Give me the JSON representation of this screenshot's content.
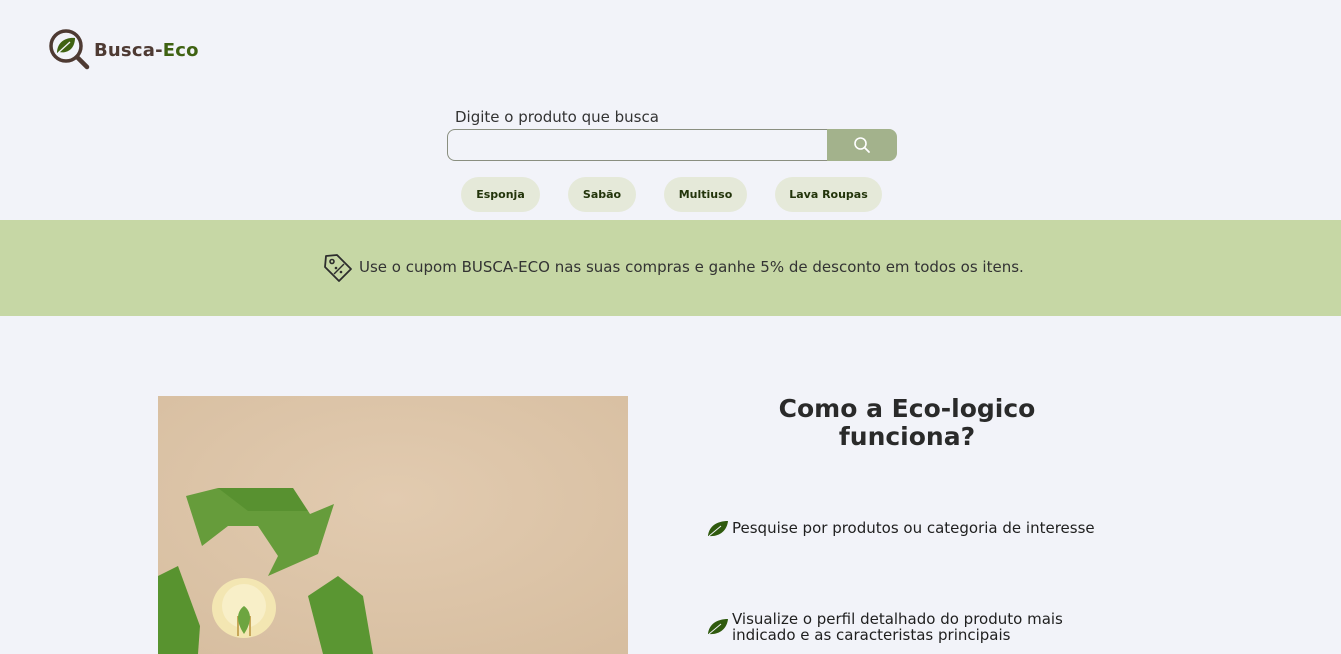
{
  "header": {
    "brand_part1": "Busca-",
    "brand_part2": "Eco",
    "logo_icon": "magnifier-leaf-icon"
  },
  "search": {
    "label": "Digite o produto que busca",
    "placeholder": "",
    "value": "",
    "button_icon": "search-icon"
  },
  "categories": [
    {
      "label": "Esponja"
    },
    {
      "label": "Sabão"
    },
    {
      "label": "Multiuso"
    },
    {
      "label": "Lava Roupas"
    }
  ],
  "promo": {
    "icon": "price-tag-icon",
    "text": "Use o cupom BUSCA-ECO nas suas compras e ganhe 5% de desconto em todos os itens."
  },
  "how_it_works": {
    "title_line1": "Como a Eco-logico",
    "title_line2": "funciona?",
    "steps": [
      {
        "icon": "leaf-icon",
        "text": "Pesquise por produtos ou categoria de interesse"
      },
      {
        "icon": "leaf-icon",
        "text": "Visualize o perfil detalhado do produto mais indicado e as caracteristas principais"
      }
    ]
  },
  "colors": {
    "background": "#f2f3f9",
    "banner": "#c6d7a5",
    "search_button": "#a3b28c",
    "chip": "#e5e9d9",
    "leaf_green": "#2f5a0e",
    "brand_brown": "#4e3a33"
  }
}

........

* Exercise details: The entries above should be reproduced exactly, without their pictures.

* Result:
Give me the JSON representation of this screenshot's content.
{
  "header": {
    "brand_part1": "Busca-",
    "brand_part2": "Eco",
    "logo_icon": "magnifier-leaf-icon"
  },
  "search": {
    "label": "Digite o produto que busca",
    "placeholder": "",
    "value": "",
    "button_icon": "search-icon"
  },
  "categories": [
    {
      "label": "Esponja"
    },
    {
      "label": "Sabão"
    },
    {
      "label": "Multiuso"
    },
    {
      "label": "Lava Roupas"
    }
  ],
  "promo": {
    "icon": "price-tag-icon",
    "text": "Use o cupom BUSCA-ECO nas suas compras e ganhe 5% de desconto em todos os itens."
  },
  "how_it_works": {
    "title_line1": "Como a Eco-logico",
    "title_line2": "funciona?",
    "steps": [
      {
        "icon": "leaf-icon",
        "text": "Pesquise por produtos ou categoria de interesse"
      },
      {
        "icon": "leaf-icon",
        "text": "Visualize o perfil detalhado do produto mais indicado e as caracteristas principais"
      }
    ]
  },
  "colors": {
    "background": "#f2f3f9",
    "banner": "#c6d7a5",
    "search_button": "#a3b28c",
    "chip": "#e5e9d9",
    "leaf_green": "#2f5a0e",
    "brand_brown": "#4e3a33"
  }
}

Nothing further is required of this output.